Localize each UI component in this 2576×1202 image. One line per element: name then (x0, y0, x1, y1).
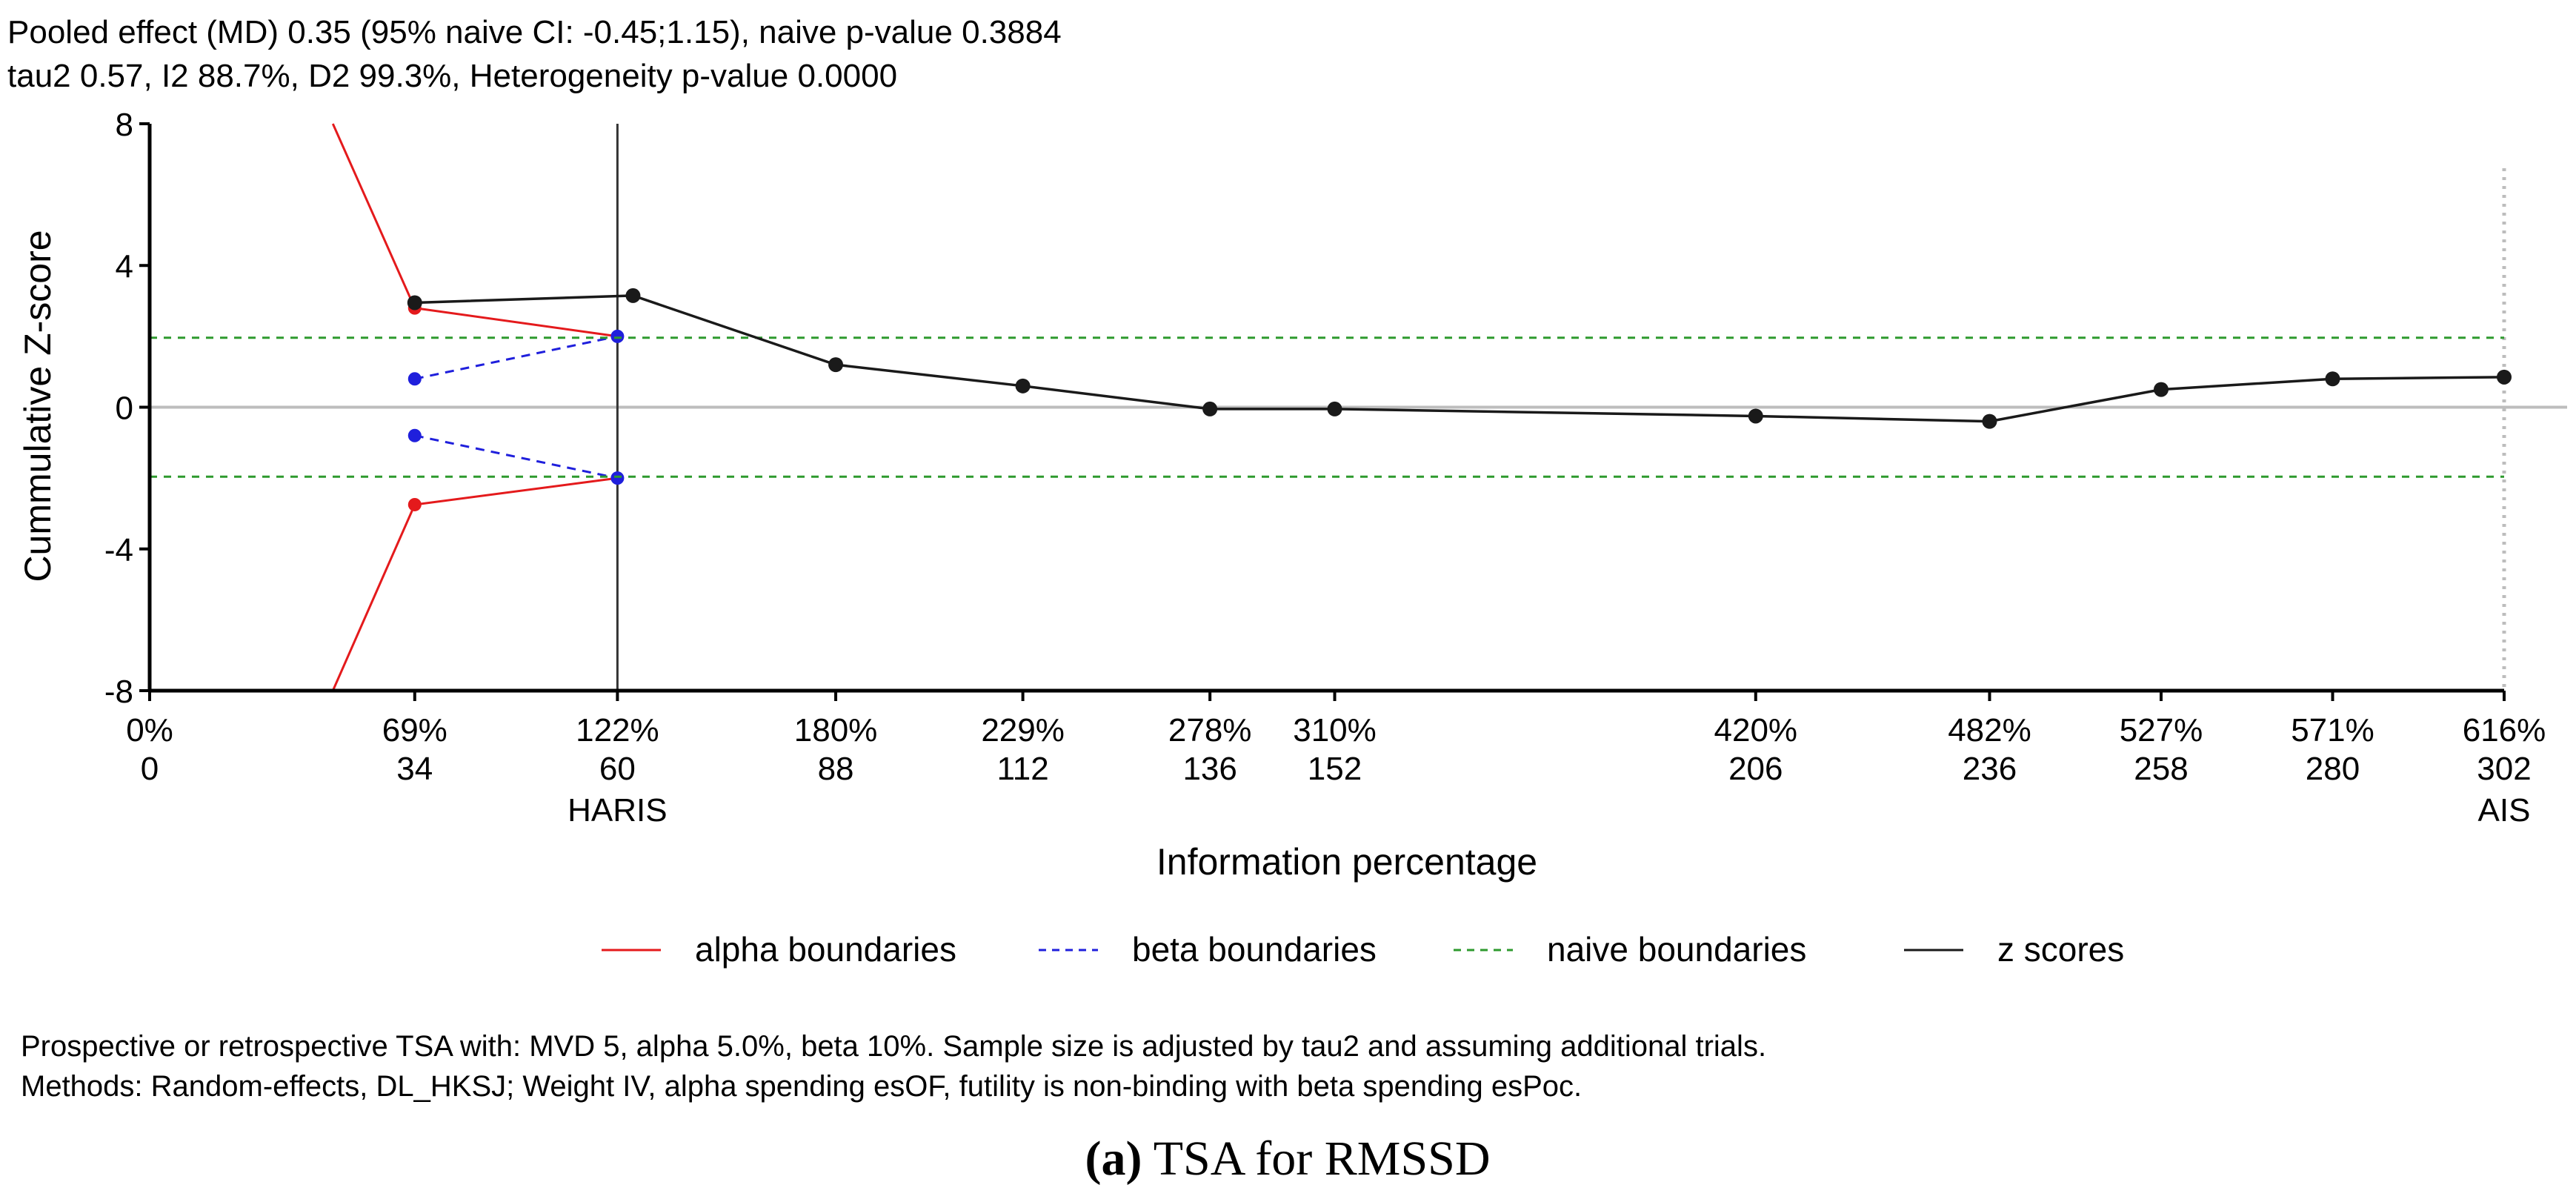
x-tick-pct-label: 616% (2463, 712, 2546, 748)
x-tick-note-label: AIS (2478, 792, 2531, 829)
x-tick-n-label: 34 (396, 751, 433, 787)
header-line-1: Pooled effect (MD) 0.35 (95% naive CI: -… (7, 14, 1062, 50)
x-tick-pct-label: 69% (382, 712, 447, 748)
x-tick-n-label: 302 (2477, 751, 2531, 787)
x-tick-pct-label: 420% (1714, 712, 1798, 748)
data-point-z-6-1 (625, 288, 641, 303)
x-tick-n-label: 136 (1182, 751, 1237, 787)
x-tick-n-label: 60 (599, 751, 636, 787)
series-line-beta-2 (414, 335, 618, 380)
data-point-z-6-0 (407, 295, 422, 311)
legend-label-beta: beta boundaries (1132, 930, 1377, 969)
data-point-beta-3-1 (610, 471, 625, 485)
data-point-z-6-7 (1982, 414, 1997, 429)
x-tick-pct-label: 278% (1168, 712, 1252, 748)
y-tick-label: 4 (116, 248, 133, 285)
x-tick-note-label: HARIS (568, 792, 667, 829)
data-point-z-6-9 (2325, 371, 2340, 387)
y-axis-title: Cummulative Z-score (17, 230, 59, 582)
series-layer (150, 123, 2512, 691)
data-point-z-6-5 (1327, 401, 1342, 416)
data-point-alpha-1-0 (407, 497, 422, 511)
data-point-z-6-8 (2153, 382, 2169, 397)
x-tick-pct-label: 527% (2120, 712, 2203, 748)
x-tick-n-label: 280 (2306, 751, 2360, 787)
y-tick-label: 0 (116, 391, 133, 427)
caption-label: (a) (1085, 1132, 1142, 1186)
reference-lines (150, 124, 2567, 691)
data-point-beta-2-1 (610, 329, 625, 343)
x-tick-pct-label: 229% (981, 712, 1065, 748)
x-tick-pct-label: 482% (1948, 712, 2031, 748)
y-tick-label: -8 (104, 674, 133, 710)
x-tick-n-label: 206 (1728, 751, 1783, 787)
x-tick-n-label: 236 (1963, 751, 2017, 787)
legend: alpha boundaries beta boundaries naive bou… (602, 930, 2124, 969)
data-point-z-6-2 (828, 357, 844, 373)
series-line-z-6 (414, 294, 2505, 423)
legend-label-z: z scores (1997, 930, 2124, 969)
series-line-alpha-1 (331, 477, 618, 691)
x-tick-pct-label: 0% (126, 712, 173, 748)
x-tick-pct-label: 180% (794, 712, 878, 748)
header-line-2: tau2 0.57, I2 88.7%, D2 99.3%, Heterogen… (7, 58, 897, 94)
figure-caption: (a) TSA for RMSSD (1085, 1132, 1490, 1186)
legend-label-alpha: alpha boundaries (695, 930, 956, 969)
x-axis-title: Information percentage (1156, 841, 1537, 883)
x-tick-n-label: 152 (1308, 751, 1362, 787)
data-point-z-6-10 (2497, 369, 2512, 385)
legend-label-naive: naive boundaries (1547, 930, 1806, 969)
footer-line-1: Prospective or retrospective TSA with: M… (21, 1030, 1766, 1063)
y-tick-label: -4 (104, 532, 133, 568)
x-tick-n-label: 0 (141, 751, 159, 787)
data-point-z-6-4 (1202, 401, 1218, 416)
caption-text: TSA for RMSSD (1142, 1132, 1490, 1186)
x-tick-pct-label: 310% (1293, 712, 1377, 748)
x-tick-n-label: 258 (2134, 751, 2188, 787)
data-point-beta-2-0 (407, 372, 422, 386)
x-tick-n-label: 88 (818, 751, 854, 787)
data-point-beta-3-0 (407, 428, 422, 442)
footer-line-2: Methods: Random-effects, DL_HKSJ; Weight… (21, 1070, 1582, 1103)
x-tick-pct-label: 122% (576, 712, 659, 748)
axes: 840-4-80%069%34122%60HARIS180%88229%1122… (104, 107, 2546, 829)
x-tick-n-label: 112 (997, 751, 1049, 787)
series-line-alpha-0 (331, 123, 618, 338)
data-point-z-6-6 (1748, 408, 1763, 424)
y-tick-label: 8 (116, 107, 133, 143)
series-line-beta-3 (414, 434, 618, 479)
x-tick-pct-label: 571% (2291, 712, 2374, 748)
data-point-z-6-3 (1015, 378, 1031, 394)
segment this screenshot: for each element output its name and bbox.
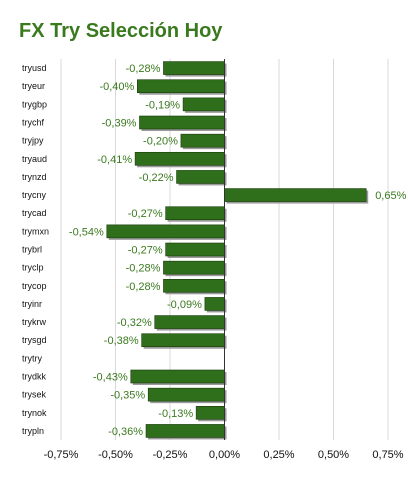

◇ ◇ ◇ ◇ ◇

WHAT THE EXERCISE ASKS: Put every line of the entries above into a JSON list of strings, one string per line, leaving out blank lines and the pictures.

REPLY:
[
  "Localize each UI component in this 2576×1202 image. One line per element: name then (x0, y0, x1, y1).",
  "x-tick-pct-label: 616% (2463, 712, 2546, 748)",
  "x-tick-note-label: AIS (2478, 792, 2531, 829)",
  "x-tick-n-label: 34 (396, 751, 433, 787)",
  "header-line-1: Pooled effect (MD) 0.35 (95% naive CI: -… (7, 14, 1062, 50)",
  "x-tick-pct-label: 69% (382, 712, 447, 748)",
  "x-tick-n-label: 302 (2477, 751, 2531, 787)",
  "x-tick-pct-label: 420% (1714, 712, 1798, 748)",
  "data-point-z-6-1 (625, 288, 641, 303)",
  "x-tick-n-label: 136 (1182, 751, 1237, 787)",
  "x-tick-n-label: 60 (599, 751, 636, 787)",
  "series-line-beta-2 (414, 335, 618, 380)",
  "data-point-z-6-0 (407, 295, 422, 311)",
  "legend-label-beta: beta boundaries (1132, 930, 1377, 969)",
  "data-point-beta-3-1 (610, 471, 625, 485)",
  "data-point-z-6-7 (1982, 414, 1997, 429)",
  "x-tick-pct-label: 278% (1168, 712, 1252, 748)",
  "y-tick-label: 4 (116, 248, 133, 285)",
  "x-tick-note-label: HARIS (568, 792, 667, 829)",
  "data-point-z-6-9 (2325, 371, 2340, 387)",
  "y-axis-title: Cummulative Z-score (17, 230, 59, 582)",
  "series-layer (150, 123, 2512, 691)",
  "data-point-z-6-5 (1327, 401, 1342, 416)",
  "data-point-alpha-1-0 (407, 497, 422, 511)",
  "data-point-z-6-8 (2153, 382, 2169, 397)",
  "x-tick-pct-label: 527% (2120, 712, 2203, 748)",
  "x-tick-n-label: 280 (2306, 751, 2360, 787)",
  "y-tick-label: 0 (116, 391, 133, 427)",
  "caption-label: (a) (1085, 1132, 1142, 1186)",
  "reference-lines (150, 124, 2567, 691)",
  "data-point-beta-2-1 (610, 329, 625, 343)",
  "x-tick-pct-label: 229% (981, 712, 1065, 748)",
  "x-tick-pct-label: 482% (1948, 712, 2031, 748)",
  "y-tick-label: -8 (104, 674, 133, 710)",
  "x-tick-n-label: 206 (1728, 751, 1783, 787)",
  "x-tick-n-label: 236 (1963, 751, 2017, 787)",
  "legend: alpha boundaries beta boundaries naive bou… (602, 930, 2124, 969)",
  "data-point-z-6-2 (828, 357, 844, 373)",
  "series-line-z-6 (414, 294, 2505, 423)",
  "legend-label-z: z scores (1997, 930, 2124, 969)",
  "series-line-alpha-1 (331, 477, 618, 691)",
  "x-tick-pct-label: 0% (126, 712, 173, 748)",
  "x-tick-pct-label: 180% (794, 712, 878, 748)",
  "header-line-2: tau2 0.57, I2 88.7%, D2 99.3%, Heterogen… (7, 58, 897, 94)",
  "figure-caption: (a) TSA for RMSSD (1085, 1132, 1490, 1186)",
  "legend-label-alpha: alpha boundaries (695, 930, 956, 969)",
  "x-axis-title: Information percentage (1156, 841, 1537, 883)",
  "x-tick-n-label: 152 (1308, 751, 1362, 787)",
  "data-point-z-6-10 (2497, 369, 2512, 385)",
  "legend-label-naive: naive boundaries (1547, 930, 1806, 969)",
  "footer-line-1: Prospective or retrospective TSA with: M… (21, 1030, 1766, 1063)",
  "y-tick-label: -4 (104, 532, 133, 568)",
  "x-tick-n-label: 0 (141, 751, 159, 787)",
  "data-point-z-6-4 (1202, 401, 1218, 416)",
  "caption-text: TSA for RMSSD (1142, 1132, 1490, 1186)",
  "x-tick-pct-label: 310% (1293, 712, 1377, 748)",
  "x-tick-n-label: 258 (2134, 751, 2188, 787)",
  "data-point-beta-2-0 (407, 372, 422, 386)",
  "x-tick-n-label: 88 (818, 751, 854, 787)",
  "data-point-beta-3-0 (407, 428, 422, 442)",
  "footer-line-2: Methods: Random-effects, DL_HKSJ; Weight… (21, 1070, 1582, 1103)",
  "x-tick-pct-label: 122% (576, 712, 659, 748)",
  "axes: 840-4-80%069%34122%60HARIS180%88229%1122… (104, 107, 2546, 829)",
  "x-tick-n-label: 112 (997, 751, 1049, 787)",
  "series-line-alpha-0 (331, 123, 618, 338)",
  "data-point-z-6-6 (1748, 408, 1763, 424)",
  "y-tick-label: 8 (116, 107, 133, 143)",
  "series-line-beta-3 (414, 434, 618, 479)",
  "x-tick-pct-label: 571% (2291, 712, 2374, 748)",
  "data-point-z-6-3 (1015, 378, 1031, 394)",
  "segment this screenshot: for each element output its name and bbox."
]